--- Start of Task input ---
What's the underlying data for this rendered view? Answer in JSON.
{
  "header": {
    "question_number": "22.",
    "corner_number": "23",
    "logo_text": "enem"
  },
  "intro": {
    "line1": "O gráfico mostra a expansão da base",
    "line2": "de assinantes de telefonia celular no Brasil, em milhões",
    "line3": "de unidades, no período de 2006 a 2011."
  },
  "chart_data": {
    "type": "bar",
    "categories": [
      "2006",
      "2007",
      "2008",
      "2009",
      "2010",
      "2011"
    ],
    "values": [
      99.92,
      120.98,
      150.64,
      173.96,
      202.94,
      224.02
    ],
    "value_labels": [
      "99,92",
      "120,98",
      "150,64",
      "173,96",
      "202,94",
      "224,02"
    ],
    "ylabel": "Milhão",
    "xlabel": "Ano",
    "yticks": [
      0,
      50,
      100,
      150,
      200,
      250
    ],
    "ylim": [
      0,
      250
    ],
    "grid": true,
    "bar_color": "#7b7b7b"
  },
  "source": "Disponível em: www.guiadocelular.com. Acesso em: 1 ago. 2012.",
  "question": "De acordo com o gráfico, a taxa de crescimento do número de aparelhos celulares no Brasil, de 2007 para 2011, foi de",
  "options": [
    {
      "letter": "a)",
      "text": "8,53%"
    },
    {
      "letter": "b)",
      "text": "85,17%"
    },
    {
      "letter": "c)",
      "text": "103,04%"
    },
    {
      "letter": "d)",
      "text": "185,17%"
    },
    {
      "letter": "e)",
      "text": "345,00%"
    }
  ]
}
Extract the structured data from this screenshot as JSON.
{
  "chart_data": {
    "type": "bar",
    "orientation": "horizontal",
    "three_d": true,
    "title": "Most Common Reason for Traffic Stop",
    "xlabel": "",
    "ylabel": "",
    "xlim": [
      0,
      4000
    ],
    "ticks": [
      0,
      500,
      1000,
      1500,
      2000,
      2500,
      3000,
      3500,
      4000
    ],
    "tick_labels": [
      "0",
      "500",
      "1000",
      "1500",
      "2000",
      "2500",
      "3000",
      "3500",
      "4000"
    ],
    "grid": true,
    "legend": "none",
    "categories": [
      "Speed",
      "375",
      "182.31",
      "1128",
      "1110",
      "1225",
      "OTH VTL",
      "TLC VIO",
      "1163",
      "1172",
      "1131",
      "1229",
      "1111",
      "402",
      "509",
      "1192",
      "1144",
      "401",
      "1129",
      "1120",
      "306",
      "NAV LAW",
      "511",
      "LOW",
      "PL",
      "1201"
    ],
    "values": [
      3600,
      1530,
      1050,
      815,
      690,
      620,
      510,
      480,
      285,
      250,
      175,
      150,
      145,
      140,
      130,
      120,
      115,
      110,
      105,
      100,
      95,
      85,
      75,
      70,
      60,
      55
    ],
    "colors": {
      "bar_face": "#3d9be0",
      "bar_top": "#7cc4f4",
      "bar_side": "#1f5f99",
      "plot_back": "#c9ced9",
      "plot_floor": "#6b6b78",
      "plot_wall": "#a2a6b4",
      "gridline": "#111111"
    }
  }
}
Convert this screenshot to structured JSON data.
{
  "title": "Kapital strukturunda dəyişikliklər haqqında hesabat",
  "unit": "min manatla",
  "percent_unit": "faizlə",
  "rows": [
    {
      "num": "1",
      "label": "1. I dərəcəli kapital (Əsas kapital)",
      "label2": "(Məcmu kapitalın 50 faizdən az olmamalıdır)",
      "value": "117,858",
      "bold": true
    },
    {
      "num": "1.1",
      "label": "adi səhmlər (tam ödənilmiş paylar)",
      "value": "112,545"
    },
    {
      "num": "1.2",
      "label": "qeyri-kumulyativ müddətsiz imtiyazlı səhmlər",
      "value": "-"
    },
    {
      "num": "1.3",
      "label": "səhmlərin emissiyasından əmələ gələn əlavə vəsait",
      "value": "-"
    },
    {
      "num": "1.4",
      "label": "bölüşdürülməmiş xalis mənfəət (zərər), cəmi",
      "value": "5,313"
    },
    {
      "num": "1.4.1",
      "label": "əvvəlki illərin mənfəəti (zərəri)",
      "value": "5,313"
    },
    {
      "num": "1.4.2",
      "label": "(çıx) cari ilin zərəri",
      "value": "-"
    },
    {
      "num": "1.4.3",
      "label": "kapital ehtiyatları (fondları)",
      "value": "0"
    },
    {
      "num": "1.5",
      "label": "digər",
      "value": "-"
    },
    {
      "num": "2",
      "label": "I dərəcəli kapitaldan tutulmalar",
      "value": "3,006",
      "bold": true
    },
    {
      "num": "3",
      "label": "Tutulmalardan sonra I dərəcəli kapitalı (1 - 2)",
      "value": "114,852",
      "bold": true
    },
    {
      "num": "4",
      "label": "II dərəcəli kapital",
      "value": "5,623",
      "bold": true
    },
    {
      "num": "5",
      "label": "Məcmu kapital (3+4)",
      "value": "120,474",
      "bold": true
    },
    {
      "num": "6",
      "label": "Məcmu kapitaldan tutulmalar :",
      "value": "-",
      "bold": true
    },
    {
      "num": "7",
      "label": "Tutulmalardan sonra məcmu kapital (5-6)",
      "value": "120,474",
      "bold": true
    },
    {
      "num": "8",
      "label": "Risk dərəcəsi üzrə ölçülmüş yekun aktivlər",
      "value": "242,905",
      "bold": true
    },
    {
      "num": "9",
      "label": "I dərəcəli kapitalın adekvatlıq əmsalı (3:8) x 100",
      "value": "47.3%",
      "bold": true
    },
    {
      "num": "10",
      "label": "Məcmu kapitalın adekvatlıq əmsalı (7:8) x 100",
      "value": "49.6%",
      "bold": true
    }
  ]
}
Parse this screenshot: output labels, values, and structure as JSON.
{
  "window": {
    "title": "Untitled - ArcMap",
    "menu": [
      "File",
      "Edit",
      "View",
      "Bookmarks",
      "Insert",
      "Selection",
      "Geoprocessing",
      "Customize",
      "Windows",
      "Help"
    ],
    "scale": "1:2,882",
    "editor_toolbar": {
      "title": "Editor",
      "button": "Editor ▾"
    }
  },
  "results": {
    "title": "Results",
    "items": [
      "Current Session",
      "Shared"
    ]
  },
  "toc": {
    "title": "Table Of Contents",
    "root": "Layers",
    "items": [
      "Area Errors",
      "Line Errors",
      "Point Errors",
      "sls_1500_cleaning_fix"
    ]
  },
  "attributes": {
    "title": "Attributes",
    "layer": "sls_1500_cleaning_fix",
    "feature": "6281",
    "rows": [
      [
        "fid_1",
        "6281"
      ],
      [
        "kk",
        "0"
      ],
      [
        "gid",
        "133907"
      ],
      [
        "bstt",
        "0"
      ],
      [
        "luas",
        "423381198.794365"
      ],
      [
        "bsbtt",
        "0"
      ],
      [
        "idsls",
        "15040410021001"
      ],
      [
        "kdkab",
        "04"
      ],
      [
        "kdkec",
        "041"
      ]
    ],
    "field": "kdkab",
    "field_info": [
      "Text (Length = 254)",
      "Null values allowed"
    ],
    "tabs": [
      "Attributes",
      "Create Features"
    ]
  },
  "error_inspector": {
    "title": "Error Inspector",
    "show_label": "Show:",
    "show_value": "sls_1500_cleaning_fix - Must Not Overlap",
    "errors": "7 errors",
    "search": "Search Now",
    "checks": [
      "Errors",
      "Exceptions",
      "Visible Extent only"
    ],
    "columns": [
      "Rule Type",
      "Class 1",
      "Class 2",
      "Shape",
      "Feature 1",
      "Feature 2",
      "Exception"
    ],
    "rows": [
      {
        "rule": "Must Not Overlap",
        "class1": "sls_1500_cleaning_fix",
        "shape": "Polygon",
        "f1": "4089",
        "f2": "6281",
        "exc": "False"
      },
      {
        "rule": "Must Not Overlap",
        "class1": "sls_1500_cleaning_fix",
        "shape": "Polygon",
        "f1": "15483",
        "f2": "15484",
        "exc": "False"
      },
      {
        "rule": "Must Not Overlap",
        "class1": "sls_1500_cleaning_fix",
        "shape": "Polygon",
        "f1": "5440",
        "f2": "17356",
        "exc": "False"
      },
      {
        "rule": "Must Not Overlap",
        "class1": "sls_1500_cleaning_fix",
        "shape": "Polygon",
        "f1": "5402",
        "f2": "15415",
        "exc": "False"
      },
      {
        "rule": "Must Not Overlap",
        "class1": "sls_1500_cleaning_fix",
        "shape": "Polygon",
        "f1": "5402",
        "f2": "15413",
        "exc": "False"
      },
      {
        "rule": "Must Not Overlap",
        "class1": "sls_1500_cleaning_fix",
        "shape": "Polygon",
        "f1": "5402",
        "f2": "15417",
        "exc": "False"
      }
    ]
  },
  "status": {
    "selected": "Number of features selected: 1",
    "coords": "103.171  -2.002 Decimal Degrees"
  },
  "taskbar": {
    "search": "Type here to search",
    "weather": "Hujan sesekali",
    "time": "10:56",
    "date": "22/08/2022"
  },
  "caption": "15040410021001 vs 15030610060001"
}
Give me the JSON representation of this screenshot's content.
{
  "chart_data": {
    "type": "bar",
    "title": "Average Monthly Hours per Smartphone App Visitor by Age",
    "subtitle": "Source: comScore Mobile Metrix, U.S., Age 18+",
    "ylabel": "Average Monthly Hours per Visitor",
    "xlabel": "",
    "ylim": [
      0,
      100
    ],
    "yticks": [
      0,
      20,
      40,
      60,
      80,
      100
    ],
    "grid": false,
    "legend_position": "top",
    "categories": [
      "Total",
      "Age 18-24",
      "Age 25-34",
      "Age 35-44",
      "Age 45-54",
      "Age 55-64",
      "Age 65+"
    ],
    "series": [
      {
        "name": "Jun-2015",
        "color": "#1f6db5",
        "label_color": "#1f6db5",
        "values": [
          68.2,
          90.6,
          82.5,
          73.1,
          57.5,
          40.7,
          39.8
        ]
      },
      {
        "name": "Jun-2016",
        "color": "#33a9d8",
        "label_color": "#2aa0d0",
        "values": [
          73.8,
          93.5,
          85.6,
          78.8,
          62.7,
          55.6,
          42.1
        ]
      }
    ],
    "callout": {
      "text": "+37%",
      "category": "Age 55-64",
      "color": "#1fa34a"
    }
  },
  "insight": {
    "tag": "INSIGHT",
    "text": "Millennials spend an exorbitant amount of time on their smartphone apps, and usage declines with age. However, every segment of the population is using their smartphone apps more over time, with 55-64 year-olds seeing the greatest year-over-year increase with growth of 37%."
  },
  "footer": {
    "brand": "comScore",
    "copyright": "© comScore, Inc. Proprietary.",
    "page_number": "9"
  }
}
--- End of Task input ---
> [Work to do]:
Scan the lines for the string "adekvatlıq". Pick out every line that has it.

> [Solution below]:
      "label": "I dərəcəli kapitalın adekvatlıq əmsalı (3:8) x 100",
      "label": "Məcmu kapitalın adekvatlıq əmsalı (7:8) x 100",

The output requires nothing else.